> **Stated task**: Pull out every line in the data that has the string "более" in it.
--- Begin ---
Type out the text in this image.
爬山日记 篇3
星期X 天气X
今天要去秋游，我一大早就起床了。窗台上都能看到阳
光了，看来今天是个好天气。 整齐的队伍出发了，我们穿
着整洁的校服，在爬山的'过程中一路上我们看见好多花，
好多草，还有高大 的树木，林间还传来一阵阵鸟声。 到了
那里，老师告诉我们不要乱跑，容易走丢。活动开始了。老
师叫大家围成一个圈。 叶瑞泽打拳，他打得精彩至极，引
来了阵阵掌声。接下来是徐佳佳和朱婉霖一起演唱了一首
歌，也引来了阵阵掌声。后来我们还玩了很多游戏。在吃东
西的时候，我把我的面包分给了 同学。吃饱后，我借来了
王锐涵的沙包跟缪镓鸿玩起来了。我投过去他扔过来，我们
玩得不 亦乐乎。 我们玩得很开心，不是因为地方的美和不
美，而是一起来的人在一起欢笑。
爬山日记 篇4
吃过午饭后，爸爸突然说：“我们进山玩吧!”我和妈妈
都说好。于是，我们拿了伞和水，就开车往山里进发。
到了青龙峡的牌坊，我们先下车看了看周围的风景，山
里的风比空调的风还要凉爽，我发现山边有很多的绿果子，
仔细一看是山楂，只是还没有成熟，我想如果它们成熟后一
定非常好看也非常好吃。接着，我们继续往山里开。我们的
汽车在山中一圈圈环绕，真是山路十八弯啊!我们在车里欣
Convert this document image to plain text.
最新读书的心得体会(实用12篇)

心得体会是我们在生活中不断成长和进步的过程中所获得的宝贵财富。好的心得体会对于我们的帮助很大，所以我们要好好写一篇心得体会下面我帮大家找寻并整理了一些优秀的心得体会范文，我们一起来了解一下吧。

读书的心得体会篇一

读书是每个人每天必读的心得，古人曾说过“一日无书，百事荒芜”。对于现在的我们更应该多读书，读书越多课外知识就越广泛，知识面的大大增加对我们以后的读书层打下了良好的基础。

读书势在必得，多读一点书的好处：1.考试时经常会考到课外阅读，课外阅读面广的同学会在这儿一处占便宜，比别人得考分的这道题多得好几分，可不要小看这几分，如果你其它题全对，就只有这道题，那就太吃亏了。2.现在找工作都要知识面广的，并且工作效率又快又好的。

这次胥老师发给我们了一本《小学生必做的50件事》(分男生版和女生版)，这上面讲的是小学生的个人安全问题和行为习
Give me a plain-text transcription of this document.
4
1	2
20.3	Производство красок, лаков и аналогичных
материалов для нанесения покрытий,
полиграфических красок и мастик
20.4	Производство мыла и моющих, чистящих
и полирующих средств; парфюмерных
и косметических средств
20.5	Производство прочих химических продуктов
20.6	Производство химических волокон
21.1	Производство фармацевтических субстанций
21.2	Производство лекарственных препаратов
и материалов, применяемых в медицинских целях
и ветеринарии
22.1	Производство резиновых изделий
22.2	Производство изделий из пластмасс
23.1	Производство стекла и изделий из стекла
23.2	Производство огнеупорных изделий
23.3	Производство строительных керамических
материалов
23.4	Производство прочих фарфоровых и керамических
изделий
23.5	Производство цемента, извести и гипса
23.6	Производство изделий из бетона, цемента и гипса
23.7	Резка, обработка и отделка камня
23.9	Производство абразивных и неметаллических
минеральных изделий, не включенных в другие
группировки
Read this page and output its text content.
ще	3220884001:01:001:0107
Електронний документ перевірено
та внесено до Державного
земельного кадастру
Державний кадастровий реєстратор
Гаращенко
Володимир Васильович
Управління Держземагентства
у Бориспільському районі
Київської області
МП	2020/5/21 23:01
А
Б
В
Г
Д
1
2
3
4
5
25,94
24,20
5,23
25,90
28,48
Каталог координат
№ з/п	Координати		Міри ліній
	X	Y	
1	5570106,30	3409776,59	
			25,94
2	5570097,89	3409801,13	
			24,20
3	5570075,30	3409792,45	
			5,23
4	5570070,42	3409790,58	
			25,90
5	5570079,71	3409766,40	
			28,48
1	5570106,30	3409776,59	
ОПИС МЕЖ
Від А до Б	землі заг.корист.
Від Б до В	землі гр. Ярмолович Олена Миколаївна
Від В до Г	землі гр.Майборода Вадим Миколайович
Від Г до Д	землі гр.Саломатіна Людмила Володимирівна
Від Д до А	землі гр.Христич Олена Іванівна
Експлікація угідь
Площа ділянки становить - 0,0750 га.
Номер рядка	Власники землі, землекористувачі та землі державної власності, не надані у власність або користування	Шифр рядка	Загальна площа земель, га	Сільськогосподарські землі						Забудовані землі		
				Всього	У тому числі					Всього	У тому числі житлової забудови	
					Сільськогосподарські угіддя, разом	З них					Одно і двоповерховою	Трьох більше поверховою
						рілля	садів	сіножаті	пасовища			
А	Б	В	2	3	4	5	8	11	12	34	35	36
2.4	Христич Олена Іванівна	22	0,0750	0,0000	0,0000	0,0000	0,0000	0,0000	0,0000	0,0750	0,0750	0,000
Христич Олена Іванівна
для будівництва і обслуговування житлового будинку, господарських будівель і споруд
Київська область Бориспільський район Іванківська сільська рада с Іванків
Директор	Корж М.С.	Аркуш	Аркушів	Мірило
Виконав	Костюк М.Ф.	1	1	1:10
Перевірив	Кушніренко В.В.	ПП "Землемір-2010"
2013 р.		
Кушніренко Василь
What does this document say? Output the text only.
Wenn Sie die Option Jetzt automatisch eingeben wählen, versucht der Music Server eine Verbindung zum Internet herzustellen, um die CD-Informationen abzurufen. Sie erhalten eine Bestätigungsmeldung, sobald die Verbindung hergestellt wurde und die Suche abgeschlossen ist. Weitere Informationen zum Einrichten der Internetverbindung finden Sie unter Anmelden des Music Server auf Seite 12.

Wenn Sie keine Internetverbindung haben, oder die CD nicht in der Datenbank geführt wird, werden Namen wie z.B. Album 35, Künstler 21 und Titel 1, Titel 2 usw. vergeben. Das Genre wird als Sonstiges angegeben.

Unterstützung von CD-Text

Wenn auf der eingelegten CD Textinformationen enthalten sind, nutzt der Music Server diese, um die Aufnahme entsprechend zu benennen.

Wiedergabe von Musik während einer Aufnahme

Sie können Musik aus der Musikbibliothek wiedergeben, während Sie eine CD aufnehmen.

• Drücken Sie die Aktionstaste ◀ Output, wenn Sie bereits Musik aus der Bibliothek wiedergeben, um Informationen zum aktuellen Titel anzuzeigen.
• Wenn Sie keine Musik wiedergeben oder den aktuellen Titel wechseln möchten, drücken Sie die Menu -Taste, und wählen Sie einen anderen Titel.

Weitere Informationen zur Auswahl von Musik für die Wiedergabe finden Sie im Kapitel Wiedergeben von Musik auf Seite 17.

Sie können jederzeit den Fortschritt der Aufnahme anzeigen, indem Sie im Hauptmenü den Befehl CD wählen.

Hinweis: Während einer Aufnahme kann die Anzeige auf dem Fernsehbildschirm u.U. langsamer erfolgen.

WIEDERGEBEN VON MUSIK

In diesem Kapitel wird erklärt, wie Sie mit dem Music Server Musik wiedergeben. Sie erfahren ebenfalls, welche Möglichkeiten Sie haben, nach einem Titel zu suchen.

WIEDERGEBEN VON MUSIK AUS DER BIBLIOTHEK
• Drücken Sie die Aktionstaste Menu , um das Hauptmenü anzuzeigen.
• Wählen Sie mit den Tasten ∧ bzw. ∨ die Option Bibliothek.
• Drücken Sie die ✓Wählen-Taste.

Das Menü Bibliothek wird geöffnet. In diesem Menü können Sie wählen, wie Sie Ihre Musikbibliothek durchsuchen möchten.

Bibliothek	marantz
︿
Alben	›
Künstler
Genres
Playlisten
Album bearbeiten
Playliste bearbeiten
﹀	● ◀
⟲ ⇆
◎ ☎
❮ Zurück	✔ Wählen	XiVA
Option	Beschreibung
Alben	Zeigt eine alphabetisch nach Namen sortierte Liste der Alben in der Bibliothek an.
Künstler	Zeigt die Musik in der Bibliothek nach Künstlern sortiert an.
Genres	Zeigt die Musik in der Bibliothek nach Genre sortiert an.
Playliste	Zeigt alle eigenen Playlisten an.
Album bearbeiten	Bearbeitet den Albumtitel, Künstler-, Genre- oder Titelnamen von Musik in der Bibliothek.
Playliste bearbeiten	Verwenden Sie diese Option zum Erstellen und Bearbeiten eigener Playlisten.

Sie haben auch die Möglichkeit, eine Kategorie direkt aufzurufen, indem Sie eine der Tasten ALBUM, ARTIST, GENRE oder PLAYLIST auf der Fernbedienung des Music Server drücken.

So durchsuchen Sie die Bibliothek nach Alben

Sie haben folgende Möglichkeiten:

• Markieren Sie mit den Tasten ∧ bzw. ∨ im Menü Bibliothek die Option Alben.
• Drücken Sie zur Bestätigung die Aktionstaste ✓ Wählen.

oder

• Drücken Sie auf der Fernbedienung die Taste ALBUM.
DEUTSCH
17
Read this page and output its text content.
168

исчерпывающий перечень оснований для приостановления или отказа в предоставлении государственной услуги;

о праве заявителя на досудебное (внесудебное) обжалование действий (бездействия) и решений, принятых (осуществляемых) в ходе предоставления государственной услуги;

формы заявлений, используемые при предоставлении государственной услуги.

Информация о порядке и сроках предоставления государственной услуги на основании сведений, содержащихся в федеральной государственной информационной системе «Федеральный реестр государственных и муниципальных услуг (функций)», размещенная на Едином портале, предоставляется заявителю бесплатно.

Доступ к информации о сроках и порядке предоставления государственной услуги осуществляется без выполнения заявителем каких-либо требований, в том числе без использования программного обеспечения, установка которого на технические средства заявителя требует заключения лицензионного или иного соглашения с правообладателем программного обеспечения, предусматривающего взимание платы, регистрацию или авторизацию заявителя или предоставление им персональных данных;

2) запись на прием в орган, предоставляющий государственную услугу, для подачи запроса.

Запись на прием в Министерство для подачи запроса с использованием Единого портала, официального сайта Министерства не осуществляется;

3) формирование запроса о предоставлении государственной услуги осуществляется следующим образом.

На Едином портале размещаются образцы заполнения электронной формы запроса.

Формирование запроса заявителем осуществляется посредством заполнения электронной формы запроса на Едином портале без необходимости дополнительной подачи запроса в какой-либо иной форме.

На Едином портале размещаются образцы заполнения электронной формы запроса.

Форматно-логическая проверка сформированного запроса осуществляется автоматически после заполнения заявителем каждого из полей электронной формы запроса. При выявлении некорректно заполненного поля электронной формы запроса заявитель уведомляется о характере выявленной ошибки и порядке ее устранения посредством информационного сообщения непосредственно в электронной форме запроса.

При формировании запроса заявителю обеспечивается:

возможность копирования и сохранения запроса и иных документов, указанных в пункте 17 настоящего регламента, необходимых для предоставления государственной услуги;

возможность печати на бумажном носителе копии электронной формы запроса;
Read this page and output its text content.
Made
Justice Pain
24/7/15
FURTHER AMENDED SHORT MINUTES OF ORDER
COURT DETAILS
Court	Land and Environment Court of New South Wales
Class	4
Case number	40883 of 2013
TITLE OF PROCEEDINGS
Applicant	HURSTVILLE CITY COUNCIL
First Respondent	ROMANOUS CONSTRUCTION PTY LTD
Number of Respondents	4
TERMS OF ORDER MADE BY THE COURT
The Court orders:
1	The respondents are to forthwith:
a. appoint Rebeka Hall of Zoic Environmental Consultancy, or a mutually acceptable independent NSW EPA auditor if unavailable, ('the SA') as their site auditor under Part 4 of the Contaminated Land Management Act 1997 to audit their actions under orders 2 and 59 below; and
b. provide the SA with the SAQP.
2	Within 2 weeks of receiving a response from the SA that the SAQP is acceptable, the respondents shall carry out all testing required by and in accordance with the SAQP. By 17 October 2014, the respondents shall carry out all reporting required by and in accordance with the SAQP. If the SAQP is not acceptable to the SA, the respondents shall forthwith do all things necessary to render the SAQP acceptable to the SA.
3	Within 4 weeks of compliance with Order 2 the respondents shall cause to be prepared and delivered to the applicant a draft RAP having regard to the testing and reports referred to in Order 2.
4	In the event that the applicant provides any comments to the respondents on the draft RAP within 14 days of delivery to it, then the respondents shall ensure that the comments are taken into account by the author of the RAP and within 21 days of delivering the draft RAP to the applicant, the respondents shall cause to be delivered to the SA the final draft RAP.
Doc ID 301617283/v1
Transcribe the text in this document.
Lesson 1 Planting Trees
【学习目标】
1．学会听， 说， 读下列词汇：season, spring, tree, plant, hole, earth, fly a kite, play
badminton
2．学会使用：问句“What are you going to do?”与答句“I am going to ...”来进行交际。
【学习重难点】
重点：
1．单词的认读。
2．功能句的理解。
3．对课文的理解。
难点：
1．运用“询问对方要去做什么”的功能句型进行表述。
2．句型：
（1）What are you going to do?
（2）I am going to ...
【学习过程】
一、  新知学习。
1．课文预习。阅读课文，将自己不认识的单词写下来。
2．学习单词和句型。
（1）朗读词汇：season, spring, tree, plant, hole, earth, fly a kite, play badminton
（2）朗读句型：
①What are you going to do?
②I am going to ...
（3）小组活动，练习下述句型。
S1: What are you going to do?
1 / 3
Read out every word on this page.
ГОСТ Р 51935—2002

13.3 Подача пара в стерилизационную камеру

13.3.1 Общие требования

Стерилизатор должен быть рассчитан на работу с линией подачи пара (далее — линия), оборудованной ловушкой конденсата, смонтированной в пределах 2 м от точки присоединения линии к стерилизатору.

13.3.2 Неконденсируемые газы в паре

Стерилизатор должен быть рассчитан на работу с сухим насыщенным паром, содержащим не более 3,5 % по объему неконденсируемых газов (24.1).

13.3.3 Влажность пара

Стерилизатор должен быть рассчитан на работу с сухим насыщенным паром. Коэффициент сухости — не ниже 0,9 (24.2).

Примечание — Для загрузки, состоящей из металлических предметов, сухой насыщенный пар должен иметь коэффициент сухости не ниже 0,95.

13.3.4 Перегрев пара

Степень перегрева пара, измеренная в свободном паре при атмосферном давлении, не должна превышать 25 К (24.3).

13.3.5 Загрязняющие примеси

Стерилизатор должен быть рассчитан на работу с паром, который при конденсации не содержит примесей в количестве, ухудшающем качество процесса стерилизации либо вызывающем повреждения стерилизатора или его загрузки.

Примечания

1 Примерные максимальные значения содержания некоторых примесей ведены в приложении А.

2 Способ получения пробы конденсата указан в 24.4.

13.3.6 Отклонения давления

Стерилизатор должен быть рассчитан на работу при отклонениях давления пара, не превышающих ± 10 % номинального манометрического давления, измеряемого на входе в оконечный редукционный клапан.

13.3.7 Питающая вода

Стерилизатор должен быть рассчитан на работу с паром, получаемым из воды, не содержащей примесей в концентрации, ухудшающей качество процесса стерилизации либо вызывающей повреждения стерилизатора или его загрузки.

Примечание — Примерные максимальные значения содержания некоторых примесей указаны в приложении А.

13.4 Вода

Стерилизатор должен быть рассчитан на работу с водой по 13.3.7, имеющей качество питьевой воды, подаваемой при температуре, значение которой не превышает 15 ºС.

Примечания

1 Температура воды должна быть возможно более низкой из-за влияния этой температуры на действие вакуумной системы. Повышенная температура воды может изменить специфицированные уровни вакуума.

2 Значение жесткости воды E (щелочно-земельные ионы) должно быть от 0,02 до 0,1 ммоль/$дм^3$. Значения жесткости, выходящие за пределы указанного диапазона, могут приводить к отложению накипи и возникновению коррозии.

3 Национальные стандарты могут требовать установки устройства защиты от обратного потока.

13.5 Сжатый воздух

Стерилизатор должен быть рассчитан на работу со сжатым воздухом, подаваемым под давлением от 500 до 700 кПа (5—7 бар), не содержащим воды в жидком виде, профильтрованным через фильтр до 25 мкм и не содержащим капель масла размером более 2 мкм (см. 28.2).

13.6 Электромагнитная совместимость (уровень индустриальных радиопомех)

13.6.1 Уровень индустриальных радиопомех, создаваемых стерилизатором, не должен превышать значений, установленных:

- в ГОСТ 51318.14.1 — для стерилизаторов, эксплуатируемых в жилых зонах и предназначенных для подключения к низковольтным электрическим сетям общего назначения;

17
--- End ---
> **Written reply**:
Стерилизатор должен быть рассчитан на работу с сухим насыщенным паром, содержащим не более 3,5 % по объему неконденсируемых газов (24.1).
1 Температура воды должна быть возможно более низкой из-за влияния этой температуры на действие вакуумной системы. Повышенная температура воды может изменить специфицированные уровни вакуума.
Стерилизатор должен быть рассчитан на работу со сжатым воздухом, подаваемым под давлением от 500 до 700 кПа (5—7 бар), не содержащим воды в жидком виде, профильтрованным через фильтр до 25 мкм и не содержащим капель масла размером более 2 мкм (см. 28.2).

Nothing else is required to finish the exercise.